══ GIVEN RECORDS ══

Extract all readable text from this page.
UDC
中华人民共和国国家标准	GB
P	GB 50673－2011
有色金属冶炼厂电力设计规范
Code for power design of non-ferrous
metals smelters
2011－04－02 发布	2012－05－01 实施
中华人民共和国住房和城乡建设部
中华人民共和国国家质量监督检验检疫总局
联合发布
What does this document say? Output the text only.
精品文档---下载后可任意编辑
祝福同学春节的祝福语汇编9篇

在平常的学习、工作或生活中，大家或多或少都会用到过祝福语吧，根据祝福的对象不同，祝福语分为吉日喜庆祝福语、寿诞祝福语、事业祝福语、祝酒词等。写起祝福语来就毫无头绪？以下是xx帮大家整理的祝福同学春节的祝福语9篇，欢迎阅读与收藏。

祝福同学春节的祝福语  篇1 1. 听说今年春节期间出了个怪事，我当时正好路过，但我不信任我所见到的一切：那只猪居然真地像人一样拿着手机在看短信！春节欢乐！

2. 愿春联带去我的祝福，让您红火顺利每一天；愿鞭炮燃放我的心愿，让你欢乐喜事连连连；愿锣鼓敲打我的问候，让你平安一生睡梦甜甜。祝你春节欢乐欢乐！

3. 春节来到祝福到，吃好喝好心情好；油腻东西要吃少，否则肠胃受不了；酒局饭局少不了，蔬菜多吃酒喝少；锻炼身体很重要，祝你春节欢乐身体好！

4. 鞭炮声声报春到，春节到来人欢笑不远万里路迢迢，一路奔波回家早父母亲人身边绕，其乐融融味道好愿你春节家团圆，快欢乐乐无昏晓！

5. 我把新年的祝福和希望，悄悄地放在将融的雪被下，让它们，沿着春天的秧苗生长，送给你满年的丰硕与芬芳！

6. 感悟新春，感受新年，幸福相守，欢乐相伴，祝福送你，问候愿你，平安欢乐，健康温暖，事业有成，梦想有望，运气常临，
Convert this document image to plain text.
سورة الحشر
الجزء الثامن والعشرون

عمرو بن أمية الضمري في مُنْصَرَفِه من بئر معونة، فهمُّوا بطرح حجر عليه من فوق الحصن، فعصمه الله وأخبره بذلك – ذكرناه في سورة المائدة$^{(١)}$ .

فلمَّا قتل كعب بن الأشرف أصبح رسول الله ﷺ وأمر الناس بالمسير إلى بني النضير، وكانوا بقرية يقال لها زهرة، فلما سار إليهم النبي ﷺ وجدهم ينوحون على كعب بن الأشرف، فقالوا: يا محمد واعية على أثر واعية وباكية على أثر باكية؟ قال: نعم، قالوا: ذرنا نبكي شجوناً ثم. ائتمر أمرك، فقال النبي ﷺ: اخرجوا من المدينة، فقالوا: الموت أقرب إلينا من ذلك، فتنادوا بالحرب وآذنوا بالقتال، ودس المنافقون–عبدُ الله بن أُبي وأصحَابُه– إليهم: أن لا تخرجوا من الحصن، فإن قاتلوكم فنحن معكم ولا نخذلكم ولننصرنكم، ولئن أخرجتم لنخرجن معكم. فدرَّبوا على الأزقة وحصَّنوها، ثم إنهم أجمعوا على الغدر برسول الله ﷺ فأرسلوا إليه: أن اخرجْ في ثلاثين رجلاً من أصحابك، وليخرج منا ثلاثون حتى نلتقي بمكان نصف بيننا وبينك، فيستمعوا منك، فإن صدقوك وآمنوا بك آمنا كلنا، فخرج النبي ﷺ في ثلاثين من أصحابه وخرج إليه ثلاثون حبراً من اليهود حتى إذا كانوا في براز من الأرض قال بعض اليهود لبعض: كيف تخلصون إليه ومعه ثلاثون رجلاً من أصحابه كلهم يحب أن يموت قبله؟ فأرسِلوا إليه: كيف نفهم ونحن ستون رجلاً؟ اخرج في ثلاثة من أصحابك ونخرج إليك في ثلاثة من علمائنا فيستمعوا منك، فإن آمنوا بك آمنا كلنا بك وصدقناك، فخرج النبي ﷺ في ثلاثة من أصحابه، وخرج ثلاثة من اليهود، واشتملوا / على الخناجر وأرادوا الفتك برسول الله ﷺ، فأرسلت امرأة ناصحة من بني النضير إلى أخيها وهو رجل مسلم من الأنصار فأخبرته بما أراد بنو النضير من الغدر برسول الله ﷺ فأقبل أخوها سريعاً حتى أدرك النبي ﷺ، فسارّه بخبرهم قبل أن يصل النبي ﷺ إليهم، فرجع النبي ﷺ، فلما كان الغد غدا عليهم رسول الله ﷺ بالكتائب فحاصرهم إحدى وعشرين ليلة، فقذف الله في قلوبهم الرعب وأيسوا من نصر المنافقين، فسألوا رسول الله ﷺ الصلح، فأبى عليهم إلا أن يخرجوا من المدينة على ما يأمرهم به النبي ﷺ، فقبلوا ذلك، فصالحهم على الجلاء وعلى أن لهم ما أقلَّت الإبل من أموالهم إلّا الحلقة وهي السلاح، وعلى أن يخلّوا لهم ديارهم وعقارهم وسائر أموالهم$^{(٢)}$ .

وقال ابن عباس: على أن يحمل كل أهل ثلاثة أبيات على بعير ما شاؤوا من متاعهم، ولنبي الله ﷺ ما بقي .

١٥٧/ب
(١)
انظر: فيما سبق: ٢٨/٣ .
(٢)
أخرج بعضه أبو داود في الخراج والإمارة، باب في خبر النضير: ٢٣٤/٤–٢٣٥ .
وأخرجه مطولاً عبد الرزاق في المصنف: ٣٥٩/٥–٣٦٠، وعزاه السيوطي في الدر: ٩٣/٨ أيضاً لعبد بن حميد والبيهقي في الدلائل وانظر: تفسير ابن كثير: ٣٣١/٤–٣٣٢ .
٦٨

═══

PROBLEM STATEMENT:
Print back all the lines verbatim.

ANSWER TO THE TASK:
Extract all readable text from this page.
UDC
中华人民共和国国家标准	GB
P	GB 50673－2011
有色金属冶炼厂电力设计规范
Code for power design of non-ferrous
metals smelters
2011－04－02 发布	2012－05－01 实施
中华人民共和国住房和城乡建设部
中华人民共和国国家质量监督检验检疫总局
联合发布
What does this document say? Output the text only.
精品文档---下载后可任意编辑
祝福同学春节的祝福语汇编9篇

在平常的学习、工作或生活中，大家或多或少都会用到过祝福语吧，根据祝福的对象不同，祝福语分为吉日喜庆祝福语、寿诞祝福语、事业祝福语、祝酒词等。写起祝福语来就毫无头绪？以下是xx帮大家整理的祝福同学春节的祝福语9篇，欢迎阅读与收藏。

祝福同学春节的祝福语  篇1 1. 听说今年春节期间出了个怪事，我当时正好路过，但我不信任我所见到的一切：那只猪居然真地像人一样拿着手机在看短信！春节欢乐！

2. 愿春联带去我的祝福，让您红火顺利每一天；愿鞭炮燃放我的心愿，让你欢乐喜事连连连；愿锣鼓敲打我的问候，让你平安一生睡梦甜甜。祝你春节欢乐欢乐！

3. 春节来到祝福到，吃好喝好心情好；油腻东西要吃少，否则肠胃受不了；酒局饭局少不了，蔬菜多吃酒喝少；锻炼身体很重要，祝你春节欢乐身体好！

4. 鞭炮声声报春到，春节到来人欢笑不远万里路迢迢，一路奔波回家早父母亲人身边绕，其乐融融味道好愿你春节家团圆，快欢乐乐无昏晓！

5. 我把新年的祝福和希望，悄悄地放在将融的雪被下，让它们，沿着春天的秧苗生长，送给你满年的丰硕与芬芳！

6. 感悟新春，感受新年，幸福相守，欢乐相伴，祝福送你，问候愿你，平安欢乐，健康温暖，事业有成，梦想有望，运气常临，
Convert this document image to plain text.
سورة الحشر
الجزء الثامن والعشرون

عمرو بن أمية الضمري في مُنْصَرَفِه من بئر معونة، فهمُّوا بطرح حجر عليه من فوق الحصن، فعصمه الله وأخبره بذلك – ذكرناه في سورة المائدة$^{(١)}$ .

فلمَّا قتل كعب بن الأشرف أصبح رسول الله ﷺ وأمر الناس بالمسير إلى بني النضير، وكانوا بقرية يقال لها زهرة، فلما سار إليهم النبي ﷺ وجدهم ينوحون على كعب بن الأشرف، فقالوا: يا محمد واعية على أثر واعية وباكية على أثر باكية؟ قال: نعم، قالوا: ذرنا نبكي شجوناً ثم. ائتمر أمرك، فقال النبي ﷺ: اخرجوا من المدينة، فقالوا: الموت أقرب إلينا من ذلك، فتنادوا بالحرب وآذنوا بالقتال، ودس المنافقون–عبدُ الله بن أُبي وأصحَابُه– إليهم: أن لا تخرجوا من الحصن، فإن قاتلوكم فنحن معكم ولا نخذلكم ولننصرنكم، ولئن أخرجتم لنخرجن معكم. فدرَّبوا على الأزقة وحصَّنوها، ثم إنهم أجمعوا على الغدر برسول الله ﷺ فأرسلوا إليه: أن اخرجْ في ثلاثين رجلاً من أصحابك، وليخرج منا ثلاثون حتى نلتقي بمكان نصف بيننا وبينك، فيستمعوا منك، فإن صدقوك وآمنوا بك آمنا كلنا، فخرج النبي ﷺ في ثلاثين من أصحابه وخرج إليه ثلاثون حبراً من اليهود حتى إذا كانوا في براز من الأرض قال بعض اليهود لبعض: كيف تخلصون إليه ومعه ثلاثون رجلاً من أصحابه كلهم يحب أن يموت قبله؟ فأرسِلوا إليه: كيف نفهم ونحن ستون رجلاً؟ اخرج في ثلاثة من أصحابك ونخرج إليك في ثلاثة من علمائنا فيستمعوا منك، فإن آمنوا بك آمنا كلنا بك وصدقناك، فخرج النبي ﷺ في ثلاثة من أصحابه، وخرج ثلاثة من اليهود، واشتملوا / على الخناجر وأرادوا الفتك برسول الله ﷺ، فأرسلت امرأة ناصحة من بني النضير إلى أخيها وهو رجل مسلم من الأنصار فأخبرته بما أراد بنو النضير من الغدر برسول الله ﷺ فأقبل أخوها سريعاً حتى أدرك النبي ﷺ، فسارّه بخبرهم قبل أن يصل النبي ﷺ إليهم، فرجع النبي ﷺ، فلما كان الغد غدا عليهم رسول الله ﷺ بالكتائب فحاصرهم إحدى وعشرين ليلة، فقذف الله في قلوبهم الرعب وأيسوا من نصر المنافقين، فسألوا رسول الله ﷺ الصلح، فأبى عليهم إلا أن يخرجوا من المدينة على ما يأمرهم به النبي ﷺ، فقبلوا ذلك، فصالحهم على الجلاء وعلى أن لهم ما أقلَّت الإبل من أموالهم إلّا الحلقة وهي السلاح، وعلى أن يخلّوا لهم ديارهم وعقارهم وسائر أموالهم$^{(٢)}$ .

وقال ابن عباس: على أن يحمل كل أهل ثلاثة أبيات على بعير ما شاؤوا من متاعهم، ولنبي الله ﷺ ما بقي .

١٥٧/ب
(١)
انظر: فيما سبق: ٢٨/٣ .
(٢)
أخرج بعضه أبو داود في الخراج والإمارة، باب في خبر النضير: ٢٣٤/٤–٢٣٥ .
وأخرجه مطولاً عبد الرزاق في المصنف: ٣٥٩/٥–٣٦٠، وعزاه السيوطي في الدر: ٩٣/٨ أيضاً لعبد بن حميد والبيهقي في الدلائل وانظر: تفسير ابن كثير: ٣٣١/٤–٣٣٢ .
٦٨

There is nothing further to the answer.